[Data entries]
☆ ☆ ☆ ☆ ☆ ☆ ☆

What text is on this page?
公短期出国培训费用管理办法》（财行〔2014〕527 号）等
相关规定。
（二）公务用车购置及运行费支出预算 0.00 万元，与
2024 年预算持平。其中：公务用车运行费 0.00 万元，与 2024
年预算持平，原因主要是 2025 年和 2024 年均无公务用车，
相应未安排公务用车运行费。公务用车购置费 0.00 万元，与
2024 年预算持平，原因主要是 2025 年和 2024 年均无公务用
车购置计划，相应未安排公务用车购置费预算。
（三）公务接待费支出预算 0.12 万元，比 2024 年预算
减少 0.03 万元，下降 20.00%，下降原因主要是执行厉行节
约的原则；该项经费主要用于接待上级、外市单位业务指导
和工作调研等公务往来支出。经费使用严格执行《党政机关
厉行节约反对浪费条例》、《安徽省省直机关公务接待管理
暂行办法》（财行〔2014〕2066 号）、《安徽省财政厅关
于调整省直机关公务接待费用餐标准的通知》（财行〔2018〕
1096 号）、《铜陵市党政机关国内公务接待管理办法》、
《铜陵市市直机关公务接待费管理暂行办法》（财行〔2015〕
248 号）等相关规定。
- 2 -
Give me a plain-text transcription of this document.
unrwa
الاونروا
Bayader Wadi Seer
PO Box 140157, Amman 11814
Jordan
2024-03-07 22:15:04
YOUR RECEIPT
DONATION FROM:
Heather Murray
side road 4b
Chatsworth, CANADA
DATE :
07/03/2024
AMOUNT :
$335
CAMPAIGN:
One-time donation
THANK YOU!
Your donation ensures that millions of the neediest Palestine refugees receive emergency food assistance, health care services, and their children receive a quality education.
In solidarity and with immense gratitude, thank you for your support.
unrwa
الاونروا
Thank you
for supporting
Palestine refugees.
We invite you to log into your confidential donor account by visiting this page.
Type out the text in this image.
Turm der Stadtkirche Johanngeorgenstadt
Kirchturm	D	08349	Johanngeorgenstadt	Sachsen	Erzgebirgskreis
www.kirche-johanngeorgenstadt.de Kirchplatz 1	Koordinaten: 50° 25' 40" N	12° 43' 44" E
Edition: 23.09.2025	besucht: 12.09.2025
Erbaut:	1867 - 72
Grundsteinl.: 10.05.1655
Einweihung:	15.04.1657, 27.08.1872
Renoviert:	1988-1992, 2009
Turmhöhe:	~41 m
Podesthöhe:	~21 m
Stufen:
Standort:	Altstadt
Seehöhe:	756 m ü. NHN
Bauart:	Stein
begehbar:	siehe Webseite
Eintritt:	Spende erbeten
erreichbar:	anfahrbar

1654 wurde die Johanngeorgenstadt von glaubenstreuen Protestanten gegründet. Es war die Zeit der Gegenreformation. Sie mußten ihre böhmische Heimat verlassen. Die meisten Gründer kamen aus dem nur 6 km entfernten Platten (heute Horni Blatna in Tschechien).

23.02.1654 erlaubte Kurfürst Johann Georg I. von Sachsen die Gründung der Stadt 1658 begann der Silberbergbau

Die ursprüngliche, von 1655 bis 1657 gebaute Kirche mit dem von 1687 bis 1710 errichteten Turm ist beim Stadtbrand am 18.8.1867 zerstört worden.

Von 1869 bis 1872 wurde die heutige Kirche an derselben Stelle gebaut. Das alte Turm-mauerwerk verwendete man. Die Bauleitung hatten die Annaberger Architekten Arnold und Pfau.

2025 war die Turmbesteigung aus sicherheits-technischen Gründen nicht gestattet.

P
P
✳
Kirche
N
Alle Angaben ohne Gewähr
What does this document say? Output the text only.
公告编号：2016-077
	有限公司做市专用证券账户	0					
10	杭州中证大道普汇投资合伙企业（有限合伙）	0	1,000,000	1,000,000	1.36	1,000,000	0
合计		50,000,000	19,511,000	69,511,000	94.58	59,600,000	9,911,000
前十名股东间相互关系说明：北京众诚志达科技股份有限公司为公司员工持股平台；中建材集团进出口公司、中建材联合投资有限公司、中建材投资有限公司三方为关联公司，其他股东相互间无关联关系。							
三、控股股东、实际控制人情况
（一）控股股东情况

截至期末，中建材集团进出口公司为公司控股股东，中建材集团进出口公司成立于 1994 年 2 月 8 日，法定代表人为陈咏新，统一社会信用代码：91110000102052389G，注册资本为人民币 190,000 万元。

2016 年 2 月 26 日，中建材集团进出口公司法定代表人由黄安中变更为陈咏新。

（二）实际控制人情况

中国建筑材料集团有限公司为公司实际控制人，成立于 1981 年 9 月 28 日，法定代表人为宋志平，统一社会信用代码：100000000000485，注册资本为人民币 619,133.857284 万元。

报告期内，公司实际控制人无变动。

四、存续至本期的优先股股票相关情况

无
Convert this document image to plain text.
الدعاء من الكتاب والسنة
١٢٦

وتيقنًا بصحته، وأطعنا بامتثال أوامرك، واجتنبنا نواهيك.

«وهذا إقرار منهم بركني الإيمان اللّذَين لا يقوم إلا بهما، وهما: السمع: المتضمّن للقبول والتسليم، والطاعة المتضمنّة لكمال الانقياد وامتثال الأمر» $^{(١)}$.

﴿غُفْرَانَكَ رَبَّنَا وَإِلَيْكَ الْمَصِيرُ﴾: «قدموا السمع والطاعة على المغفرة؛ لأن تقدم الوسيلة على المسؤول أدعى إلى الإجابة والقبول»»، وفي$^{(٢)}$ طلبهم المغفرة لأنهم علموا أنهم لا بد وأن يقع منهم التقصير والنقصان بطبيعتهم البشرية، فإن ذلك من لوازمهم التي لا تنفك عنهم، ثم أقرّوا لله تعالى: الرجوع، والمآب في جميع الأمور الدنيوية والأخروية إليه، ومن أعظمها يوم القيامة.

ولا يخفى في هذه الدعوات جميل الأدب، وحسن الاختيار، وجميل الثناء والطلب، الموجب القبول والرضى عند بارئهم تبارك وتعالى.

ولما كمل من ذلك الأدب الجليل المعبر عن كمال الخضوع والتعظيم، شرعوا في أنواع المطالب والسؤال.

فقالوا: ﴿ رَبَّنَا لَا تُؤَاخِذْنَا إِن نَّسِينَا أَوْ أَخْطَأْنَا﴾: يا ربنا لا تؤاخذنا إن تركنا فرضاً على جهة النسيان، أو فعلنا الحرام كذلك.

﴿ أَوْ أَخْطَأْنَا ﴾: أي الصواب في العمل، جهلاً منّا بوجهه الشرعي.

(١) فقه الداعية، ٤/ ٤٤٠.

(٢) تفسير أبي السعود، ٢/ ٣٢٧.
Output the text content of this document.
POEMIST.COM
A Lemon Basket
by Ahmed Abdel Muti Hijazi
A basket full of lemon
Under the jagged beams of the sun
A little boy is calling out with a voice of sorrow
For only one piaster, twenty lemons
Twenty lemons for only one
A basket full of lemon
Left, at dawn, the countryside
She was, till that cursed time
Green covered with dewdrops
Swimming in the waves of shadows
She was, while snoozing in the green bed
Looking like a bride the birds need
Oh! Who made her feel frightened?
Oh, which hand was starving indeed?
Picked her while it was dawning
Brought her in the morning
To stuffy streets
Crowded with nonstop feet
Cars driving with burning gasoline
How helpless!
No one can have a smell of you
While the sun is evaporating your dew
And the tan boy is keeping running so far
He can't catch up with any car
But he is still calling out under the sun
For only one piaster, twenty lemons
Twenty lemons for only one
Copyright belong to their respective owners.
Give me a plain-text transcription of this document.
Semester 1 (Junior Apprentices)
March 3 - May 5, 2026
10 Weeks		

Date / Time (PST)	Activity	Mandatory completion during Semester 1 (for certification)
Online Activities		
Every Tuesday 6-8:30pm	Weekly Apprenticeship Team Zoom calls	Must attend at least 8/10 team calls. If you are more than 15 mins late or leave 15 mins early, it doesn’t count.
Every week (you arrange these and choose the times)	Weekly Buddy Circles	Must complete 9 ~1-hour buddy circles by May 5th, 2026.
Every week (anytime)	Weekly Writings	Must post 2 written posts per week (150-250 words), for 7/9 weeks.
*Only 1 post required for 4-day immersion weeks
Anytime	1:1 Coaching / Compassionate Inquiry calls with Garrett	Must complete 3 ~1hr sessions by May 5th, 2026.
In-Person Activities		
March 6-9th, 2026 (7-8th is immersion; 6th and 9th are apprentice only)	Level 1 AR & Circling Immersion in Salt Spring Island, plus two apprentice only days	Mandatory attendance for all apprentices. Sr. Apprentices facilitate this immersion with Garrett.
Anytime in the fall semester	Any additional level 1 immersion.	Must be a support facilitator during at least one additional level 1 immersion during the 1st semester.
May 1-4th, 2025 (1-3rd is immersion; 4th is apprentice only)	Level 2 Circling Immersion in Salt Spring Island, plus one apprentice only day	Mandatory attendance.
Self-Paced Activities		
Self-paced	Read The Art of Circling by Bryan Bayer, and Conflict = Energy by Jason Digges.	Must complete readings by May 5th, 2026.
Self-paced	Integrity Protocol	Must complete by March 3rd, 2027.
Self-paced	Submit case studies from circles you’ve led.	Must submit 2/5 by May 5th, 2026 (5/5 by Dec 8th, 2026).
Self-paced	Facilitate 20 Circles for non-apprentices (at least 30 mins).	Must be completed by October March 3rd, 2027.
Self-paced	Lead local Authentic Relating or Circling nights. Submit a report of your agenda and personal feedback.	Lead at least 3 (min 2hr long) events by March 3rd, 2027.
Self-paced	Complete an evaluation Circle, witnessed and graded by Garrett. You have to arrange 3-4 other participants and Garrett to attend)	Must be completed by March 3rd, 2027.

☆ ☆ ☆ ☆ ☆ ☆ ☆

• [WHAT TO WORK ON] Extract each line from the listing that holds the word "Palestine".

• [ANSWER]
Your donation ensures that millions of the neediest Palestine refugees receive emergency food assistance, health care services, and their children receive a quality education.
Palestine refugees.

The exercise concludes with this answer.